Required task: What number of lines hold the word "Bodonos"? State that number and nothing besides.

══ Data for this exercise ══

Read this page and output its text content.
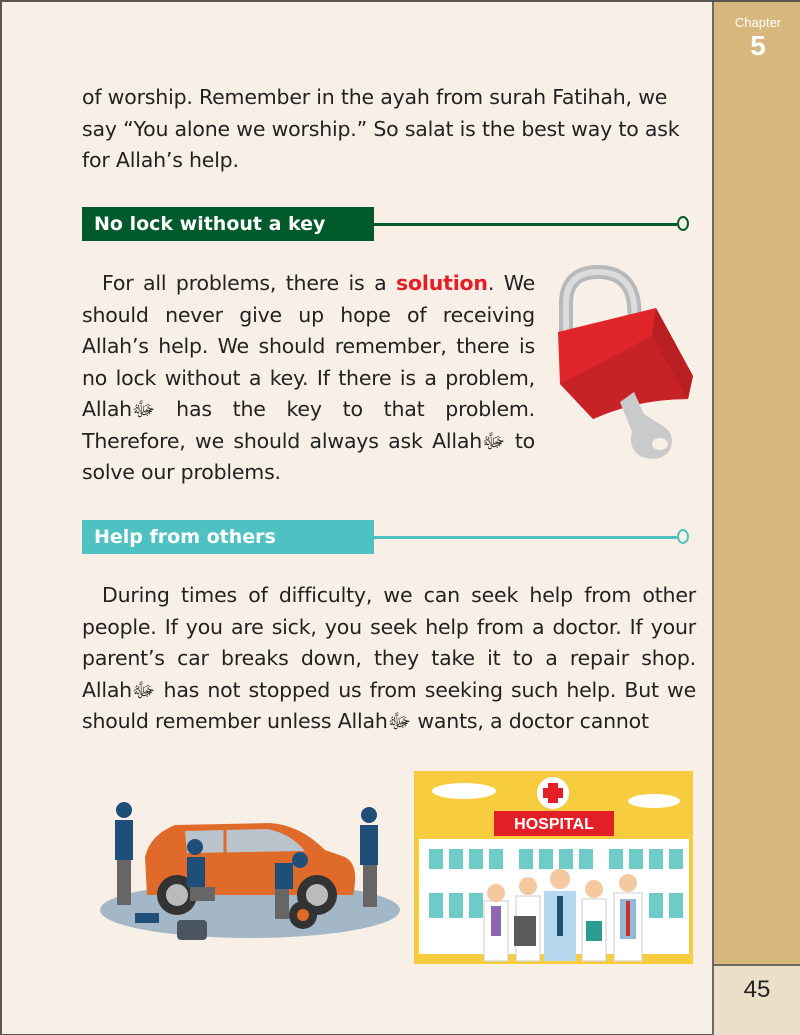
Chapter
5
45

of worship. Remember in the ayah from surah Fatihah, we say “You alone we worship.” So salat is the best way to ask for Allah’s help.

No lock without a key

For all problems, there is a solution. We should never give up hope of receiving Allah’s help. We should remember, there is no lock without a key. If there is a problem, Allahﷻ has the key to that problem. Therefore, we should always ask Allahﷻ to solve our problems.

Help from others

During times of difficulty, we can seek help from other people. If you are sick, you seek help from a doctor. If your parent’s car breaks down, they take it to a repair shop. Allahﷻ has not stopped us from seeking such help. But we should remember unless Allahﷻ wants, a doctor cannot

HOSPITAL
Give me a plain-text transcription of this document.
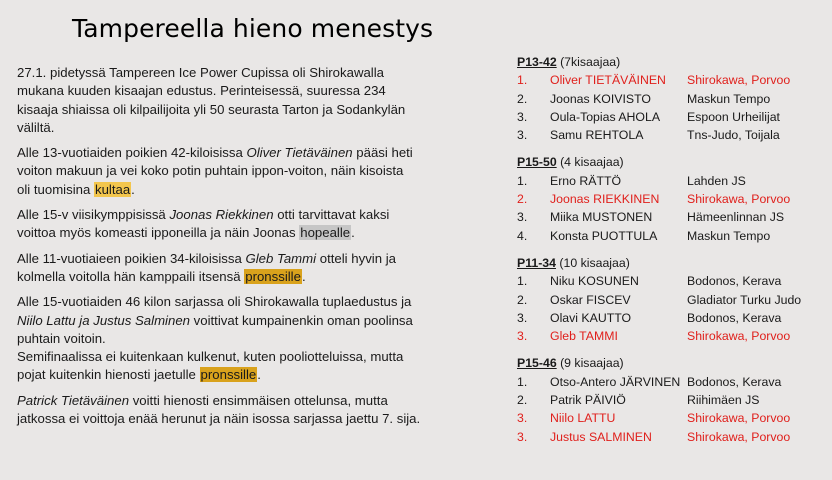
Tampereella hieno menestys

27.1. pidetyssä Tampereen Ice Power Cupissa oli Shirokawalla
mukana kuuden kisaajan edustus. Perinteisessä, suuressa 234
kisaaja shiaissa oli kilpailijoita yli 50 seurasta Tarton ja Sodankylän
väliltä.

Alle 13-vuotiaiden poikien 42-kiloisissa Oliver Tietäväinen pääsi heti
voiton makuun ja vei koko potin puhtain ippon-voiton, näin kisoista
oli tuomisina kultaa.

Alle 15-v viisikymppisissä Joonas Riekkinen otti tarvittavat kaksi
voittoa myös komeasti ipponeilla ja näin Joonas hopealle.

Alle 11-vuotiaieen poikien 34-kiloisissa Gleb Tammi otteli hyvin ja
kolmella voitolla hän kamppaili itsensä pronssille.

Alle 15-vuotiaiden 46 kilon sarjassa oli Shirokawalla tuplaedustus ja
Niilo Lattu ja Justus Salminen voittivat kumpainenkin oman poolinsa
puhtain voitoin.
Semifinaalissa ei kuitenkaan kulkenut, kuten pooliotteluissa, mutta
pojat kuitenkin hienosti jaetulle pronssille.

Patrick Tietäväinen voitti hienosti ensimmäisen ottelunsa, mutta
jatkossa ei voittoja enää herunut ja näin isossa sarjassa jaettu 7. sija.

P13-42 (7kisaajaa)
1. Oliver TIETÄVÄINEN Shirokawa, Porvoo
2. Joonas KOIVISTO	Maskun Tempo
3. Oula-Topias AHOLA Espoon Urheilijat
3. Samu REHTOLA	Tns-Judo, Toijala
P15-50 (4 kisaajaa)
1. Erno RÄTTÖ	Lahden JS
2. Joonas RIEKKINEN Shirokawa, Porvoo
3. Miika MUSTONEN	Hämeenlinnan JS
4. Konsta PUOTTULA Maskun Tempo
P11-34 (10 kisaajaa)
1. Niku KOSUNEN	Bodonos, Kerava
2. Oskar FISCEV	Gladiator Turku Judo
3. Olavi KAUTTO	Bodonos, Kerava
3. Gleb TAMMI	Shirokawa, Porvoo
P15-46 (9 kisaajaa)
1. Otso-Antero JÄRVINEN Bodonos, Kerava
2. Patrik PÄIVIÖ	Riihimäen JS
3. Niilo LATTU	Shirokawa, Porvoo
3. Justus SALMINEN	Shirokawa, Porvoo
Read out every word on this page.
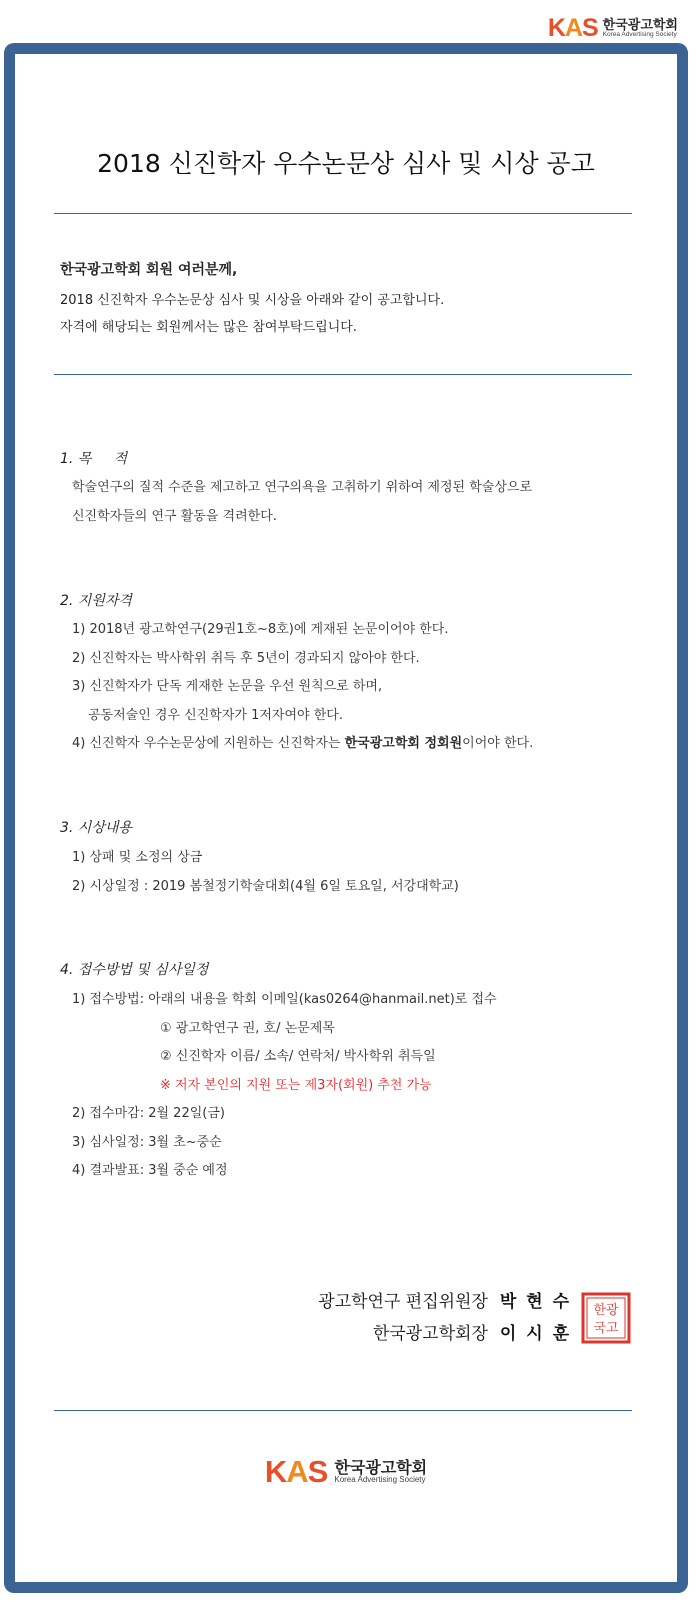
KAS 한국광고학회
Korea Advertising Society
2018 신진학자 우수논문상 심사 및 시상 공고

한국광고학회 회원 여러분께,

2018 신진학자 우수논문상 심사 및 시상을 아래와 같이 공고합니다.

자격에 해당되는 회원께서는 많은 참여부탁드립니다.

1. 목     적

학술연구의 질적 수준을 제고하고 연구의욕을 고취하기 위하여 제정된 학술상으로

신진학자들의 연구 활동을 격려한다.

2. 지원자격

1) 2018년 광고학연구(29권1호~8호)에 게재된 논문이어야 한다.

2) 신진학자는 박사학위 취득 후 5년이 경과되지 않아야 한다.

3) 신진학자가 단독 게재한 논문을 우선 원칙으로 하며,

공동저술인 경우 신진학자가 1저자여야 한다.

4) 신진학자 우수논문상에 지원하는 신진학자는 한국광고학회 정회원이어야 한다.

3. 시상내용

1) 상패 및 소정의 상금

2) 시상일정 : 2019 봄철정기학술대회(4월 6일 토요일, 서강대학교)

4. 접수방법 및 심사일정

1) 접수방법: 아래의 내용을 학회 이메일(kas0264@hanmail.net)로 접수

① 광고학연구 권, 호/ 논문제목

② 신진학자 이름/ 소속/ 연락처/ 박사학위 취득일

※ 저자 본인의 지원 또는 제3자(회원) 추천 가능

2) 접수마감: 2월 22일(금)

3) 심사일정: 3월 초~중순

4) 결과발표: 3월 중순 예정

광고학연구 편집위원장 박 현 수
한국광고학회장 이 시 훈
한광
국고
KAS 한국광고학회
Korea Advertising Society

═══

Output of the task: 3